══ LISTED ENTRIES ══

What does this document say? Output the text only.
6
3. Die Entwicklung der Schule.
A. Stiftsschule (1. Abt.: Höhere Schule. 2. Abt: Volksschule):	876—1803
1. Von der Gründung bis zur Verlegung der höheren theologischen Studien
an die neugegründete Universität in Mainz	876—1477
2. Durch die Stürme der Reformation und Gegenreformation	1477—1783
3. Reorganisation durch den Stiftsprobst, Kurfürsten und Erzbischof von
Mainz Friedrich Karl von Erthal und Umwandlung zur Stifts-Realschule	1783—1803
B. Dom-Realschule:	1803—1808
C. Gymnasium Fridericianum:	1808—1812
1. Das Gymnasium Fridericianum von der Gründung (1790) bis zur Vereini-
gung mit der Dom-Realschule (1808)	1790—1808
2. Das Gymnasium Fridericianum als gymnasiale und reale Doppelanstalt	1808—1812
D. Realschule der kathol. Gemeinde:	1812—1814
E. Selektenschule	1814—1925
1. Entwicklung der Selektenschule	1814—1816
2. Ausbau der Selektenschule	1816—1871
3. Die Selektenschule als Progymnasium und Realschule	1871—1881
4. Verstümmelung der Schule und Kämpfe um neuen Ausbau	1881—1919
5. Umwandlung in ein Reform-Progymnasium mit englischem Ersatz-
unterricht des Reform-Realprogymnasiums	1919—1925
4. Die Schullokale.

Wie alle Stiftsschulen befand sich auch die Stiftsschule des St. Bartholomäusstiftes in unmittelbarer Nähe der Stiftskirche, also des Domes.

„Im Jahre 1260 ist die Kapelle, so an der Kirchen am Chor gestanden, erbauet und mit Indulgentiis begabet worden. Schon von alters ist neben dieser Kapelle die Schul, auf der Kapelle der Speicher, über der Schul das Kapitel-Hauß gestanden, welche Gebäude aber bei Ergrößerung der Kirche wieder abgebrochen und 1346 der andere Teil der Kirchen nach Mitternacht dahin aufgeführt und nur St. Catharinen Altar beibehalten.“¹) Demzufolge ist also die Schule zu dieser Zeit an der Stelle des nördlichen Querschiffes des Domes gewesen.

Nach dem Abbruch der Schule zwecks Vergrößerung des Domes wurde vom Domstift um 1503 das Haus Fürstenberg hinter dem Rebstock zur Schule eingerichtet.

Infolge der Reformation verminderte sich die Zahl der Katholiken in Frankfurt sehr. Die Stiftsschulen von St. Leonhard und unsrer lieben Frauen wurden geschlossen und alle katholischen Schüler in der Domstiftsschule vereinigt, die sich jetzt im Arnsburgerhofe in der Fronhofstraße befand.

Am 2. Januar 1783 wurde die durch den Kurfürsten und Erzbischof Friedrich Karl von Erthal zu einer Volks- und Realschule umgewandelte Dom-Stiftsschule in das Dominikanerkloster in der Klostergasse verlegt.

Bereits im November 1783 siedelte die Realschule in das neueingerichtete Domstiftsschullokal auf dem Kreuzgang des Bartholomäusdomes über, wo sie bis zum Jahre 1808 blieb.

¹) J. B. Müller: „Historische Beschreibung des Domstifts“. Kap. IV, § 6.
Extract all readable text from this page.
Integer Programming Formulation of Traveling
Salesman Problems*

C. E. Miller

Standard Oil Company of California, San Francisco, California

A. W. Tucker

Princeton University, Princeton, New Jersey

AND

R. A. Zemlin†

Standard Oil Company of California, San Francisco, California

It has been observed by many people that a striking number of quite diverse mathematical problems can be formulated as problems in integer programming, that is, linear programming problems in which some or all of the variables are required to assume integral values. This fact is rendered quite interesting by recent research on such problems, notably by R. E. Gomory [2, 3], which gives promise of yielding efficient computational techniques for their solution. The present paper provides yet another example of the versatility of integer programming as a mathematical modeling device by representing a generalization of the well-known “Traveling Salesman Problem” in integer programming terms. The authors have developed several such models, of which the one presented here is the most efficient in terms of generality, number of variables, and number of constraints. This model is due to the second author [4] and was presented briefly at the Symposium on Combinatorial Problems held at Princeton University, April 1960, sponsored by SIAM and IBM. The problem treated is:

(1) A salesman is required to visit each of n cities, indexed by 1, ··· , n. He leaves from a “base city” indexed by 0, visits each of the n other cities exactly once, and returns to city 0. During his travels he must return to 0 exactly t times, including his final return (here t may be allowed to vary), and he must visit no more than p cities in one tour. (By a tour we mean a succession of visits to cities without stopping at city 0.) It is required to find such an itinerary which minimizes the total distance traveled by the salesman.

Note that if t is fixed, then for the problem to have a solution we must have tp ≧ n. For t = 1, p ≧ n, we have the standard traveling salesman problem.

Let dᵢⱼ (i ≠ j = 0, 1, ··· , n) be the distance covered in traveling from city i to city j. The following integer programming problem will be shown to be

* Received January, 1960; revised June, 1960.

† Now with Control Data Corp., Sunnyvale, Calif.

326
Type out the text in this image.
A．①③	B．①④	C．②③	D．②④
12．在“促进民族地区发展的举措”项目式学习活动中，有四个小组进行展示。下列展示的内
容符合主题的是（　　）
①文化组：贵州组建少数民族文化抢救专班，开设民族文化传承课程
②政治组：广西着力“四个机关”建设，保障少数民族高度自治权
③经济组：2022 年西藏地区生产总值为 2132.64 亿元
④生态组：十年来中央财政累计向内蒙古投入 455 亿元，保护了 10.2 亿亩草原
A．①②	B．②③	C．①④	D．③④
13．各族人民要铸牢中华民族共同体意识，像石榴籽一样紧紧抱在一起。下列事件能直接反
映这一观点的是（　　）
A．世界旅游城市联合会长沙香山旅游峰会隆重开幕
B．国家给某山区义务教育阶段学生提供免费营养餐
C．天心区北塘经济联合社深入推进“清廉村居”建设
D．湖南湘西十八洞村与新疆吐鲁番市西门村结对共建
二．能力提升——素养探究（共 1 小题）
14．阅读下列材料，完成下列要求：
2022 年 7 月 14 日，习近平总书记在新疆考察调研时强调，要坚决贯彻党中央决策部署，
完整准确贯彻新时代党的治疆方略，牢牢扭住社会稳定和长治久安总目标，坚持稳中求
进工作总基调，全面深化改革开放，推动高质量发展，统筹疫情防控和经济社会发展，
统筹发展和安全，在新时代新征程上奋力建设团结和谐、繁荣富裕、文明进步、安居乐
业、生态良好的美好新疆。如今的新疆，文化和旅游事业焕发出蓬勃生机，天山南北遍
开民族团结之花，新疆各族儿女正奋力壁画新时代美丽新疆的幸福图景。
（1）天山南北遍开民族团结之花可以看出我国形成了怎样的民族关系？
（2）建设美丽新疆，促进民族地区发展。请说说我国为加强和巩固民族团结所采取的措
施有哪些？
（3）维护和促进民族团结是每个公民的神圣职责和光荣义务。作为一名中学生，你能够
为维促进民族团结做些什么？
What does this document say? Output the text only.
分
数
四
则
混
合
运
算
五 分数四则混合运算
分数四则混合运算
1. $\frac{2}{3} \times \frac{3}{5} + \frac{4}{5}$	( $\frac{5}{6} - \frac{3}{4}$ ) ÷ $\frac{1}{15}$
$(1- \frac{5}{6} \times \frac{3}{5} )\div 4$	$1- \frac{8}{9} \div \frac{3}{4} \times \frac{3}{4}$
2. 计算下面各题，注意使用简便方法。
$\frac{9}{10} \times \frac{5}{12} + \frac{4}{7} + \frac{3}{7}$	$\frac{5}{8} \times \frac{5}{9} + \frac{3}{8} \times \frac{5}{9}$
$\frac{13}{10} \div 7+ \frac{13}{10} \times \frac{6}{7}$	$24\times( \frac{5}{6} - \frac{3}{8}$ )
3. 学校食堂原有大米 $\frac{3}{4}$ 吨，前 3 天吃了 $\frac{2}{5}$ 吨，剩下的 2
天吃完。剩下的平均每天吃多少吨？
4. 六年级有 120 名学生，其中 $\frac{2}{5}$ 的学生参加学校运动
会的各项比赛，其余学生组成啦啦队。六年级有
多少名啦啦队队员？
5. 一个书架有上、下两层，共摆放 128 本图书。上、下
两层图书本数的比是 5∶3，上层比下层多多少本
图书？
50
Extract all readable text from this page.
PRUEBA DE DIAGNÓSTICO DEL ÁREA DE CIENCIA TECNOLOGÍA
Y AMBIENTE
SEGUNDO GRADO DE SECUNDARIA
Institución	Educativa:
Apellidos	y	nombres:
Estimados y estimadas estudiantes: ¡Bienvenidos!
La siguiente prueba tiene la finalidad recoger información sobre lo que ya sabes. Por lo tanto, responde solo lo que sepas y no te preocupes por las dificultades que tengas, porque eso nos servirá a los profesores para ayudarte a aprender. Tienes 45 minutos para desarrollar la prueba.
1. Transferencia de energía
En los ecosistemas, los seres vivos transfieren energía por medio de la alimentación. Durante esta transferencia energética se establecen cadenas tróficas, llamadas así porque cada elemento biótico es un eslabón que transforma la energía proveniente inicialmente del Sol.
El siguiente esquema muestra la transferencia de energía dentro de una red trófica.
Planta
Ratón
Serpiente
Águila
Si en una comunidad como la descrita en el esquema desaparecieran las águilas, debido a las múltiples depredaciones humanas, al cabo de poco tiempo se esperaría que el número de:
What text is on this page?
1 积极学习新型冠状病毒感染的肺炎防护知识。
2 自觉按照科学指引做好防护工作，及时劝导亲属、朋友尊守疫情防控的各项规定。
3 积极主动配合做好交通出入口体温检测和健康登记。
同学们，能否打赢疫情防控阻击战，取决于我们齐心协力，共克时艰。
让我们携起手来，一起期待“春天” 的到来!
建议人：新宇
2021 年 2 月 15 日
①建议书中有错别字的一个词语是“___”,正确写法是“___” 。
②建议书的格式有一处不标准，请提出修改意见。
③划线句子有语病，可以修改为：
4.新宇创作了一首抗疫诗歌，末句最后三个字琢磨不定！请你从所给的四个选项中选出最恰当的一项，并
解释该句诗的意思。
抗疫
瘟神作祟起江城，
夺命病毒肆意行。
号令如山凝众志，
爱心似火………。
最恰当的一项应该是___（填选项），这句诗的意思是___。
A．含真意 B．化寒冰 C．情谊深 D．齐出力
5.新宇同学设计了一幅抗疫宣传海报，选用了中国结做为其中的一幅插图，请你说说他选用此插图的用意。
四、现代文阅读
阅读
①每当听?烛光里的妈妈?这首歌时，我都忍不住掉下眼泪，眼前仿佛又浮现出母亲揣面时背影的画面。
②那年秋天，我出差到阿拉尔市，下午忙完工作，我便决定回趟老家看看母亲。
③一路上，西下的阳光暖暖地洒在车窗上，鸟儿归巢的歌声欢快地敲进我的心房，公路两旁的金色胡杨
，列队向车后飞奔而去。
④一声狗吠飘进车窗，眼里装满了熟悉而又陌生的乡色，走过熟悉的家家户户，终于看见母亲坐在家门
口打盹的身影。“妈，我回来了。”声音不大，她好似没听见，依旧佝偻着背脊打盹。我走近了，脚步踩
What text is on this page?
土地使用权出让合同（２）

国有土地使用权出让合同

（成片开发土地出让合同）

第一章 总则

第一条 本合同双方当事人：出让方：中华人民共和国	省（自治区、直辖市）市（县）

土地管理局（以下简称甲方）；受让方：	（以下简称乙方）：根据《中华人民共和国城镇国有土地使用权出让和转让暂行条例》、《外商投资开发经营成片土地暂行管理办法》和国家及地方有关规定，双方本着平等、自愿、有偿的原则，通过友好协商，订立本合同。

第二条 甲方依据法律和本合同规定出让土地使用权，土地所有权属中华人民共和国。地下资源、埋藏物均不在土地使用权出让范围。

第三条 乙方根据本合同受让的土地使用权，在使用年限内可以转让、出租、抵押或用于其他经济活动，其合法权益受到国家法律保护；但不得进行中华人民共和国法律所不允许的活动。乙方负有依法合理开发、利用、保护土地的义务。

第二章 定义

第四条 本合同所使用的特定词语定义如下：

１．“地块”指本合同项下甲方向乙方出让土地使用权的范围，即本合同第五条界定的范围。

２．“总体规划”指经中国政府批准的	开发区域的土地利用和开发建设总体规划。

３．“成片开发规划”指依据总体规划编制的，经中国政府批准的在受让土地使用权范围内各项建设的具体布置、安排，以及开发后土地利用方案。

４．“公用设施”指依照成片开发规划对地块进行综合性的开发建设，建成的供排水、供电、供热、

═══

DO THIS: Copy and report every line where the word "must" is present.

SOLUTION:
(1) A salesman is required to visit each of n cities, indexed by 1, ··· , n. He leaves from a “base city” indexed by 0, visits each of the n other cities exactly once, and returns to city 0. During his travels he must return to 0 exactly t times, including his final return (here t may be allowed to vary), and he must visit no more than p cities in one tour. (By a tour we mean a succession of visits to cities without stopping at city 0.) It is required to find such an itinerary which minimizes the total distance traveled by the salesman.
Note that if t is fixed, then for the problem to have a solution we must have tp ≧ n. For t = 1, p ≧ n, we have the standard traveling salesman problem.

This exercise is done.